Entries from a dataset
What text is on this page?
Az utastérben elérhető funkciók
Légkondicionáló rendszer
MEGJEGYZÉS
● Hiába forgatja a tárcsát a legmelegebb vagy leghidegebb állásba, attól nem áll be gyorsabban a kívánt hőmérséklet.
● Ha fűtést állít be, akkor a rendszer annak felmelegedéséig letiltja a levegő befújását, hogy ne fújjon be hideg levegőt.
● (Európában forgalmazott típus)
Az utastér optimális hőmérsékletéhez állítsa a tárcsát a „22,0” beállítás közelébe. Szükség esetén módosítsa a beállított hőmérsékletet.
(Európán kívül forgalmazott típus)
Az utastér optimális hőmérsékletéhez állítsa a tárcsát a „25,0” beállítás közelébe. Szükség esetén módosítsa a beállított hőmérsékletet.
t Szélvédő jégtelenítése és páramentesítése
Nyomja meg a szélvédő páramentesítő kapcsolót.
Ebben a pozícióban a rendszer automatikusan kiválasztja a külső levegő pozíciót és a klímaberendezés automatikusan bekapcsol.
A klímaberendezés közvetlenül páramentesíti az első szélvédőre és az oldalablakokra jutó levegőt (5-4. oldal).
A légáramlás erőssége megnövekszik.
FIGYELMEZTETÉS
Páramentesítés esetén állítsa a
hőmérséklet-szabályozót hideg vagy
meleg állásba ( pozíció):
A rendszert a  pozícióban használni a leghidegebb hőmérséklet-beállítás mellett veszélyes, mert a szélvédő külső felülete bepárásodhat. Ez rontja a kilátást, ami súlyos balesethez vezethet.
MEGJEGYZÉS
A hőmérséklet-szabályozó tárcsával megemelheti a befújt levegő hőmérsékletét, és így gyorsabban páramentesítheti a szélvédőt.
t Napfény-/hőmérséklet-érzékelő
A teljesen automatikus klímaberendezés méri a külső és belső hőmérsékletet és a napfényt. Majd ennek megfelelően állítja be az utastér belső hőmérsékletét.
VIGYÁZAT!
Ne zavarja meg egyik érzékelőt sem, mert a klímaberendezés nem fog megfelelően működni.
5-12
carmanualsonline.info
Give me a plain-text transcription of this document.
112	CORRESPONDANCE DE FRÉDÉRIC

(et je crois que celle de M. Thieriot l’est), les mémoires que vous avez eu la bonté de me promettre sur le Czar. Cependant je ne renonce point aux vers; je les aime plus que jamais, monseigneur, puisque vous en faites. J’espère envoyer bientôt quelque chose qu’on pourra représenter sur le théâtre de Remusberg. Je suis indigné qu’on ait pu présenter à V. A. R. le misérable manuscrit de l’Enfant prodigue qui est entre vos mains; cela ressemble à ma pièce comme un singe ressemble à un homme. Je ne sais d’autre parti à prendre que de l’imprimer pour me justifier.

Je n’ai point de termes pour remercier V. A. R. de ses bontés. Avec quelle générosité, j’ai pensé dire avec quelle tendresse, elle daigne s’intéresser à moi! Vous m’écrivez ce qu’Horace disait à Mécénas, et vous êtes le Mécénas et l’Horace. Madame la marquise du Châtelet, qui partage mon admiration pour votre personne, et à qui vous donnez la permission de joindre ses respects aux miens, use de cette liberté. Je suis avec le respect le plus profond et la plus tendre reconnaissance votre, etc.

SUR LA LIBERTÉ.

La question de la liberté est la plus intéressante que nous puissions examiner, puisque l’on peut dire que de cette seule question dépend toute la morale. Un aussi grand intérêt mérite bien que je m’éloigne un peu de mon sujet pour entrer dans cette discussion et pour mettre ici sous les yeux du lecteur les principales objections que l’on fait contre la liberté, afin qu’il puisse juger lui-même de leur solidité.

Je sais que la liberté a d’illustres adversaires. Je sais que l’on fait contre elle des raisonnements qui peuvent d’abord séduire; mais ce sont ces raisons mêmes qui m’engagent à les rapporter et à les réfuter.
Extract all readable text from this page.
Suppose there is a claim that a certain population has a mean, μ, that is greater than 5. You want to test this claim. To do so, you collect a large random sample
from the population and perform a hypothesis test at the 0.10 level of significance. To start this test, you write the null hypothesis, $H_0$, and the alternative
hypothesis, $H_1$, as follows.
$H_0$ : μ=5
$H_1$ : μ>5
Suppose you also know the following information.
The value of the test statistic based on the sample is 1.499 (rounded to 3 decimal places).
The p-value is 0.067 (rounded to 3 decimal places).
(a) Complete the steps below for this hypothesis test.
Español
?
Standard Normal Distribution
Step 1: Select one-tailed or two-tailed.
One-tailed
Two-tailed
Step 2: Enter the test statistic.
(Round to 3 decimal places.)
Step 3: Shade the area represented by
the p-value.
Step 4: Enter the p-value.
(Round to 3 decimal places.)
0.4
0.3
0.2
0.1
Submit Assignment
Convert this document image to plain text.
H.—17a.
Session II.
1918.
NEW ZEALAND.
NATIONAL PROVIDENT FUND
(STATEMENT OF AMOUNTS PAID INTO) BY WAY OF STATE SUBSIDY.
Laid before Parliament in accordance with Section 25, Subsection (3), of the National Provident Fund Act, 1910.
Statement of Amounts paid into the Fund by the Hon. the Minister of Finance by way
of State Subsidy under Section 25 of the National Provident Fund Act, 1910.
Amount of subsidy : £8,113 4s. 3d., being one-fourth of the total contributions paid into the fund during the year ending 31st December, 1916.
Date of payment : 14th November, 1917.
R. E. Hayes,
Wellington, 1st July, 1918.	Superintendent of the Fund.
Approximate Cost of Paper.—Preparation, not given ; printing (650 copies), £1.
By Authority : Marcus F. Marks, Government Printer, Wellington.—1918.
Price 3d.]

WHAT THIS TASK INVOLVES:
Copy each line above containing the string "külső".

ANSWER IN FULL:
Ebben a pozícióban a rendszer automatikusan kiválasztja a külső levegő pozíciót és a klímaberendezés automatikusan bekapcsol.
A rendszert a  pozícióban használni a leghidegebb hőmérséklet-beállítás mellett veszélyes, mert a szélvédő külső felülete bepárásodhat. Ez rontja a kilátást, ami súlyos balesethez vezethet.
A teljesen automatikus klímaberendezés méri a külső és belső hőmérsékletet és a napfényt. Majd ennek megfelelően állítja be az utastér belső hőmérsékletét.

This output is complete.